> **MATERIAL**
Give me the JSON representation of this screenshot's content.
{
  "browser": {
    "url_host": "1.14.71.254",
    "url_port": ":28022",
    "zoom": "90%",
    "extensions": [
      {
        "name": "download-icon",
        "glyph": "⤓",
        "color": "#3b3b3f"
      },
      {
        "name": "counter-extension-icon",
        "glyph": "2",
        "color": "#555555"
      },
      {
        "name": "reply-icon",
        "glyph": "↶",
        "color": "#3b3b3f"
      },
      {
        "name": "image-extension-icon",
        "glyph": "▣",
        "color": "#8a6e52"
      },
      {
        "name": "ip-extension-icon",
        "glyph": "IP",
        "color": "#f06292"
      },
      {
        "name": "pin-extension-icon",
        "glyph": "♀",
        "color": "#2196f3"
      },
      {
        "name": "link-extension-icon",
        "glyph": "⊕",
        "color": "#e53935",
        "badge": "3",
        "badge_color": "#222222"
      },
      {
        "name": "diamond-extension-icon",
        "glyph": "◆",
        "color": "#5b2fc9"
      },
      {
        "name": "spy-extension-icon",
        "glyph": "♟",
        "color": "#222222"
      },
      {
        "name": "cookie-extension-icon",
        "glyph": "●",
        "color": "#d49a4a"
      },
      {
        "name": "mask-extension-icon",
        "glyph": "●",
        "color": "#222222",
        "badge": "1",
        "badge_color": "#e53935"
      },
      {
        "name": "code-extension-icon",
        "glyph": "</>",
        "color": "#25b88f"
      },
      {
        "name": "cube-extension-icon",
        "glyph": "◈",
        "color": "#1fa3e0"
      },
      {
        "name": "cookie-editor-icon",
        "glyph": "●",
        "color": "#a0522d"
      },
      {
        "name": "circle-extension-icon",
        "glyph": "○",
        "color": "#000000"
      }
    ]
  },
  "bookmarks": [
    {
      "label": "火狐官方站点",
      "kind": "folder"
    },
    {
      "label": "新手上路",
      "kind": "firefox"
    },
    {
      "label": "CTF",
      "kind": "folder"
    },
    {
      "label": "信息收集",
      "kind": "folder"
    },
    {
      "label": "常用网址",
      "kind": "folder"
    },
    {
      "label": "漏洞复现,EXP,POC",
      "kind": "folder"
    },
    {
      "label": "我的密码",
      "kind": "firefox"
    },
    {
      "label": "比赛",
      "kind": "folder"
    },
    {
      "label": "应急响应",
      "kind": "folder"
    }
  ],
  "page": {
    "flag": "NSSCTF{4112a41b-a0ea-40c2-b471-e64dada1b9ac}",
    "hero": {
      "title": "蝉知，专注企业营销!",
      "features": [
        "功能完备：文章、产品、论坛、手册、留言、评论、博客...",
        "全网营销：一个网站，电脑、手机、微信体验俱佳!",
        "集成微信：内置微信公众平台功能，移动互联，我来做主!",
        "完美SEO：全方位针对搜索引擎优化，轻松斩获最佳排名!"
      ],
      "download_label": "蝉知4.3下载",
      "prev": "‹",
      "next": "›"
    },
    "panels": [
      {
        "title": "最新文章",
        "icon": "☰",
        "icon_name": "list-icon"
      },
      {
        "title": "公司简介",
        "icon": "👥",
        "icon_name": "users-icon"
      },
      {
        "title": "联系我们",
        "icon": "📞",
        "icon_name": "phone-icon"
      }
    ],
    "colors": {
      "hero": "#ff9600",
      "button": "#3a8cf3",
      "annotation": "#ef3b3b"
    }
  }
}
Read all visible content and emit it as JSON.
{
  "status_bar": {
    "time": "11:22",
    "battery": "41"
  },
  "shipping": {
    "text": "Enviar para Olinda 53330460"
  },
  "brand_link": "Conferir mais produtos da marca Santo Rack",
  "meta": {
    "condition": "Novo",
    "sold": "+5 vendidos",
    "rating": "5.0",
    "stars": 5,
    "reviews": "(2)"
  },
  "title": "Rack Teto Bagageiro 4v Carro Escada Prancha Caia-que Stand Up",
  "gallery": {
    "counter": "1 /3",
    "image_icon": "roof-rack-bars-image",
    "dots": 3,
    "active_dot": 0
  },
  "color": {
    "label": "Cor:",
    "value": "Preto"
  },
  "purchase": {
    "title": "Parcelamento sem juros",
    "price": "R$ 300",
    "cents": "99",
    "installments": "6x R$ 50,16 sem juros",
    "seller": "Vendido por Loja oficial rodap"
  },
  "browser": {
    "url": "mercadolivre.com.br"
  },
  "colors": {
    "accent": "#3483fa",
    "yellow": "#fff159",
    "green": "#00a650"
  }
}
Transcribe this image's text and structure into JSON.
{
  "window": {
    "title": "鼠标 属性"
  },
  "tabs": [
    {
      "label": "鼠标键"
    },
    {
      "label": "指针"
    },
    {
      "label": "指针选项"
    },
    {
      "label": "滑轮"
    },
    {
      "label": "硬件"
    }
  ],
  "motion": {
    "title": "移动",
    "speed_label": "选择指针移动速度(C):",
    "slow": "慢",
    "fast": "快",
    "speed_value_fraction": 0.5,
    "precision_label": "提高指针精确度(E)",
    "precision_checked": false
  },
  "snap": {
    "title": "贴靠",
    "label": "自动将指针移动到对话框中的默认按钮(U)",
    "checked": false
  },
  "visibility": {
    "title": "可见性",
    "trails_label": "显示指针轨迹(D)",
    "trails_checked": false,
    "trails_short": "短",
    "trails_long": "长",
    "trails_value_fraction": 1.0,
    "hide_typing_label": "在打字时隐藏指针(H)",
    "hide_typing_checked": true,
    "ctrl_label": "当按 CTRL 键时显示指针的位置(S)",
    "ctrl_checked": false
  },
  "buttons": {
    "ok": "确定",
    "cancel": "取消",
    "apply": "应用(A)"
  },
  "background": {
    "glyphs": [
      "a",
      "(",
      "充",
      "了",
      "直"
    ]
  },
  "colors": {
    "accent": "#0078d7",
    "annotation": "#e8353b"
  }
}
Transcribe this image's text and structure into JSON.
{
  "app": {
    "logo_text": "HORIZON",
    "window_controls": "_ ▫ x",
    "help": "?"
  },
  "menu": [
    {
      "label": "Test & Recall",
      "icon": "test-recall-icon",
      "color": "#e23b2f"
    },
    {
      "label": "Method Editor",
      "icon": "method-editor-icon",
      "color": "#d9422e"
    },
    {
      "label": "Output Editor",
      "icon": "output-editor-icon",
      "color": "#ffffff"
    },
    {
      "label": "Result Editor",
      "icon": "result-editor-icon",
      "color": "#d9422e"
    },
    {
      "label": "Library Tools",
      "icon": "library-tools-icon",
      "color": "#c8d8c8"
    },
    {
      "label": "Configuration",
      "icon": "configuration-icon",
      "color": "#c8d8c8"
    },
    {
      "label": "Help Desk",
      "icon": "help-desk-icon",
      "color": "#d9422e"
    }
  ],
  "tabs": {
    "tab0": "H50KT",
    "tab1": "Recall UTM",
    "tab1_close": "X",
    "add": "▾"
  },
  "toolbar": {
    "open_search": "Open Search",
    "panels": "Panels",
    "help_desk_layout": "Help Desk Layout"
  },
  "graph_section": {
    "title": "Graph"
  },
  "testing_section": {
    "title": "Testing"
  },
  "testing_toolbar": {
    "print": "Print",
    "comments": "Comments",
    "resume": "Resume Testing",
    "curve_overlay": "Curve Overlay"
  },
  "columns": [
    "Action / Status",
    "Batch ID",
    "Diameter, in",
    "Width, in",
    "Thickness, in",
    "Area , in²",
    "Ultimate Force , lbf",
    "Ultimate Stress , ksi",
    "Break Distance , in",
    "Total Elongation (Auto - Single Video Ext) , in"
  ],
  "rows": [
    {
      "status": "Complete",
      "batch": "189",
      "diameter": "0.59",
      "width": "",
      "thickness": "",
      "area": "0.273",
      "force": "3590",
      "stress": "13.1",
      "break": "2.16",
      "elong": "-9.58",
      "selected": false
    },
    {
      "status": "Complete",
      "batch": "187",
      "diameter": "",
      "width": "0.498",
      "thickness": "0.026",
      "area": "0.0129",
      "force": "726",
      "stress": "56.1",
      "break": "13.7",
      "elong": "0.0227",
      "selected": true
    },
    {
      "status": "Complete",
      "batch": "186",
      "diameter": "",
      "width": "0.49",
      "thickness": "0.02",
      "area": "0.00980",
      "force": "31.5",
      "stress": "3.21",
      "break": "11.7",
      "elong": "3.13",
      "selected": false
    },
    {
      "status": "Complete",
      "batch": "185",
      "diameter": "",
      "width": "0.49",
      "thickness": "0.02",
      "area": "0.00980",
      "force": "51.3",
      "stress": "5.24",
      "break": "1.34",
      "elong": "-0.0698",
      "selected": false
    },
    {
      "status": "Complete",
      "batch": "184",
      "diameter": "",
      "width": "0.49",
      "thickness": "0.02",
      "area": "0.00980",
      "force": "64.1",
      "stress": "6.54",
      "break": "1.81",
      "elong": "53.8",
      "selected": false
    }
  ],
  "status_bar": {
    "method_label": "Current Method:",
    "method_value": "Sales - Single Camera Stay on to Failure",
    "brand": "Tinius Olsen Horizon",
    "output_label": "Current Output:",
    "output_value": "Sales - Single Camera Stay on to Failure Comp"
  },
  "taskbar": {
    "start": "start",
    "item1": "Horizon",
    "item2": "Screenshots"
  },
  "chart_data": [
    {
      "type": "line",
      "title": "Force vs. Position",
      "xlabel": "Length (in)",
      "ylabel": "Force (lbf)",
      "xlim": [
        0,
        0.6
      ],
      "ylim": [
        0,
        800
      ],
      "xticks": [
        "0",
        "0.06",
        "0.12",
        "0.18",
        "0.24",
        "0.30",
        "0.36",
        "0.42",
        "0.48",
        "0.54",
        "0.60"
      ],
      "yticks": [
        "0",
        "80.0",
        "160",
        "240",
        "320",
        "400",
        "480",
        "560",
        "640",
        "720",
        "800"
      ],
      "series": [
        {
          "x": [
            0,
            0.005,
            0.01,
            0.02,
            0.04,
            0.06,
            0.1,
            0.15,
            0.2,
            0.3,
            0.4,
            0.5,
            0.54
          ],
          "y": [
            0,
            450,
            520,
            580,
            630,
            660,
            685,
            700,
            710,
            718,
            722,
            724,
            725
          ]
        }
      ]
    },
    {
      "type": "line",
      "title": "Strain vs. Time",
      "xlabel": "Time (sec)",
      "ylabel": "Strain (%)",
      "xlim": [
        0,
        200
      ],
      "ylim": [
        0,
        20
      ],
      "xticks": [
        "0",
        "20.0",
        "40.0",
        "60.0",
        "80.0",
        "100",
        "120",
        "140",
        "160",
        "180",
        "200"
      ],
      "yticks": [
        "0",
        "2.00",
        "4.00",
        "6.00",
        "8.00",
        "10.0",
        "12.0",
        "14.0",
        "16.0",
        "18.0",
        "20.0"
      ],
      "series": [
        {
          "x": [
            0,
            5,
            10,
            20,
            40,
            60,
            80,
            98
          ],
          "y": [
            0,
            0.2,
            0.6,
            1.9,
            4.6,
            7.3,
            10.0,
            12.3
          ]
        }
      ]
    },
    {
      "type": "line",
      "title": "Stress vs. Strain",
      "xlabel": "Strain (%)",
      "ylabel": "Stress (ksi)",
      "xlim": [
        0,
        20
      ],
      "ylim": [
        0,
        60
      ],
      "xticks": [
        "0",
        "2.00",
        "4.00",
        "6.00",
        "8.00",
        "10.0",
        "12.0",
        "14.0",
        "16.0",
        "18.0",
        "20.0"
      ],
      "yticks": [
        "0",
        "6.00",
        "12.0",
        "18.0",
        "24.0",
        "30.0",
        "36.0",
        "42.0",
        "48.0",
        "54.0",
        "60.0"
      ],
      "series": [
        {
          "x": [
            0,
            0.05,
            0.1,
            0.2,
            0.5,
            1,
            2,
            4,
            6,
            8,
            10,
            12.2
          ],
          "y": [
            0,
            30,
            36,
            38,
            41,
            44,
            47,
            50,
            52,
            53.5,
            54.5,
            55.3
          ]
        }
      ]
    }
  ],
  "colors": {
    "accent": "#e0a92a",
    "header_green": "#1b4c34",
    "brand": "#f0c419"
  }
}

> **THE PROBLEM**
Establish how many lines of the material above hold the word "accent". Nothing but the count should be returned.

> **OUTPUT BELOW**
3